ABOUT THIS EXERCISE: Once the images are set aside, return every entry exactly.

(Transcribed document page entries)
= = = =

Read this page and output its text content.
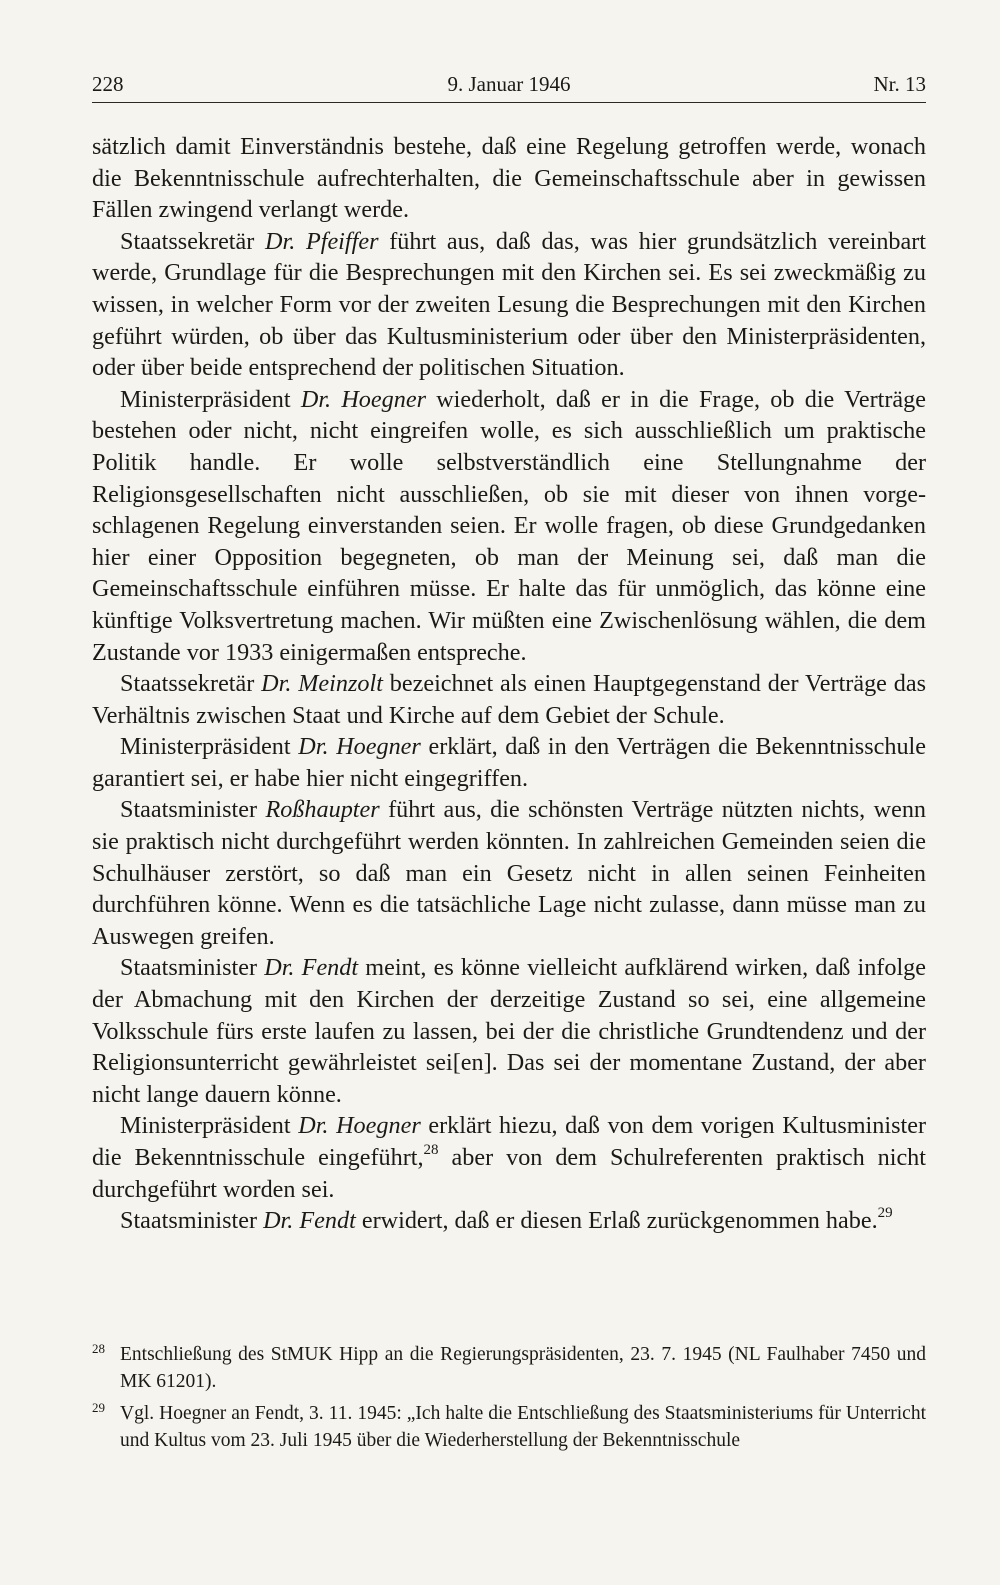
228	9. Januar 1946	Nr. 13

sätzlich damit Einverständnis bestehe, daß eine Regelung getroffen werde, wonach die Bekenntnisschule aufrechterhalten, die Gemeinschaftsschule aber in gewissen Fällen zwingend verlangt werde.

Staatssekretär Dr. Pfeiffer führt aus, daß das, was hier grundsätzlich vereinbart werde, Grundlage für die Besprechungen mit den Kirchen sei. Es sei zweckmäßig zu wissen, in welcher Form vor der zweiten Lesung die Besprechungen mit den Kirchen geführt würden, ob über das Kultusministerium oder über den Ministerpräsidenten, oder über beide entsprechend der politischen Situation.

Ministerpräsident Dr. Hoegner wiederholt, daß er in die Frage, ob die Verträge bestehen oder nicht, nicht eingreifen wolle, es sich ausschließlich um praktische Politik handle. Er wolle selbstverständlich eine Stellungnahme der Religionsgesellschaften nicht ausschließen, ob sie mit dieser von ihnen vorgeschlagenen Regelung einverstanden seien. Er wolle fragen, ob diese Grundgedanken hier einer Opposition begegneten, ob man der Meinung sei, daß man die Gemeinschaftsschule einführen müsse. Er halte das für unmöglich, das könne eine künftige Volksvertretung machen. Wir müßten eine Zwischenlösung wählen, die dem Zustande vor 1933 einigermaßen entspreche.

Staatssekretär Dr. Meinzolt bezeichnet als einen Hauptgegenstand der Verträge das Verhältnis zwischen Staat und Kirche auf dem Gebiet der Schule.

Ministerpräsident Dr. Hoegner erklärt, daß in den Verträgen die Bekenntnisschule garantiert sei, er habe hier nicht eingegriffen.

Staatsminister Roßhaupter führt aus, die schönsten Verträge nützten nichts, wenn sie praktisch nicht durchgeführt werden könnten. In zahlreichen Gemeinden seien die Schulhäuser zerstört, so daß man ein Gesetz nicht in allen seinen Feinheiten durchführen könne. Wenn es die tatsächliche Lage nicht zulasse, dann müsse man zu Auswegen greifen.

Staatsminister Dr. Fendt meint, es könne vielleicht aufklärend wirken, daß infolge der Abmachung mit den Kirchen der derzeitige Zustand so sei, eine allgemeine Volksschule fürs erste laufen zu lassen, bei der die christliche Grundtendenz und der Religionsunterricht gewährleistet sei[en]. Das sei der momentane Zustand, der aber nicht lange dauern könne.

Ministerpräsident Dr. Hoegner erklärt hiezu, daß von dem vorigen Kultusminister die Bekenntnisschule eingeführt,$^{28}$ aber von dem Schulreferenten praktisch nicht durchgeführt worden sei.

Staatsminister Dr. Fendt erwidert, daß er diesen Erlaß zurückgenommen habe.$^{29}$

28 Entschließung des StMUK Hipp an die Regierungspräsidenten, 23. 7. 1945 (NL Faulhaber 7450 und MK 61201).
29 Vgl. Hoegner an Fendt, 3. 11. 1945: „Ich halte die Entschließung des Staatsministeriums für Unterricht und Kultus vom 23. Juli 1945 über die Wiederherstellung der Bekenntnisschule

= = = =

EXPECTED ANSWER:
Read this page and output its text content.
228	9. Januar 1946	Nr. 13

sätzlich damit Einverständnis bestehe, daß eine Regelung getroffen werde, wonach die Bekenntnisschule aufrechterhalten, die Gemeinschaftsschule aber in gewissen Fällen zwingend verlangt werde.

Staatssekretär Dr. Pfeiffer führt aus, daß das, was hier grundsätzlich vereinbart werde, Grundlage für die Besprechungen mit den Kirchen sei. Es sei zweckmäßig zu wissen, in welcher Form vor der zweiten Lesung die Besprechungen mit den Kirchen geführt würden, ob über das Kultusministerium oder über den Ministerpräsidenten, oder über beide entsprechend der politischen Situation.

Ministerpräsident Dr. Hoegner wiederholt, daß er in die Frage, ob die Verträge bestehen oder nicht, nicht eingreifen wolle, es sich ausschließlich um praktische Politik handle. Er wolle selbstverständlich eine Stellungnahme der Religionsgesellschaften nicht ausschließen, ob sie mit dieser von ihnen vorgeschlagenen Regelung einverstanden seien. Er wolle fragen, ob diese Grundgedanken hier einer Opposition begegneten, ob man der Meinung sei, daß man die Gemeinschaftsschule einführen müsse. Er halte das für unmöglich, das könne eine künftige Volksvertretung machen. Wir müßten eine Zwischenlösung wählen, die dem Zustande vor 1933 einigermaßen entspreche.

Staatssekretär Dr. Meinzolt bezeichnet als einen Hauptgegenstand der Verträge das Verhältnis zwischen Staat und Kirche auf dem Gebiet der Schule.

Ministerpräsident Dr. Hoegner erklärt, daß in den Verträgen die Bekenntnisschule garantiert sei, er habe hier nicht eingegriffen.

Staatsminister Roßhaupter führt aus, die schönsten Verträge nützten nichts, wenn sie praktisch nicht durchgeführt werden könnten. In zahlreichen Gemeinden seien die Schulhäuser zerstört, so daß man ein Gesetz nicht in allen seinen Feinheiten durchführen könne. Wenn es die tatsächliche Lage nicht zulasse, dann müsse man zu Auswegen greifen.

Staatsminister Dr. Fendt meint, es könne vielleicht aufklärend wirken, daß infolge der Abmachung mit den Kirchen der derzeitige Zustand so sei, eine allgemeine Volksschule fürs erste laufen zu lassen, bei der die christliche Grundtendenz und der Religionsunterricht gewährleistet sei[en]. Das sei der momentane Zustand, der aber nicht lange dauern könne.

Ministerpräsident Dr. Hoegner erklärt hiezu, daß von dem vorigen Kultusminister die Bekenntnisschule eingeführt,$^{28}$ aber von dem Schulreferenten praktisch nicht durchgeführt worden sei.

Staatsminister Dr. Fendt erwidert, daß er diesen Erlaß zurückgenommen habe.$^{29}$

28 Entschließung des StMUK Hipp an die Regierungspräsidenten, 23. 7. 1945 (NL Faulhaber 7450 und MK 61201).
29 Vgl. Hoegner an Fendt, 3. 11. 1945: „Ich halte die Entschließung des Staatsministeriums für Unterricht und Kultus vom 23. Juli 1945 über die Wiederherstellung der Bekenntnisschule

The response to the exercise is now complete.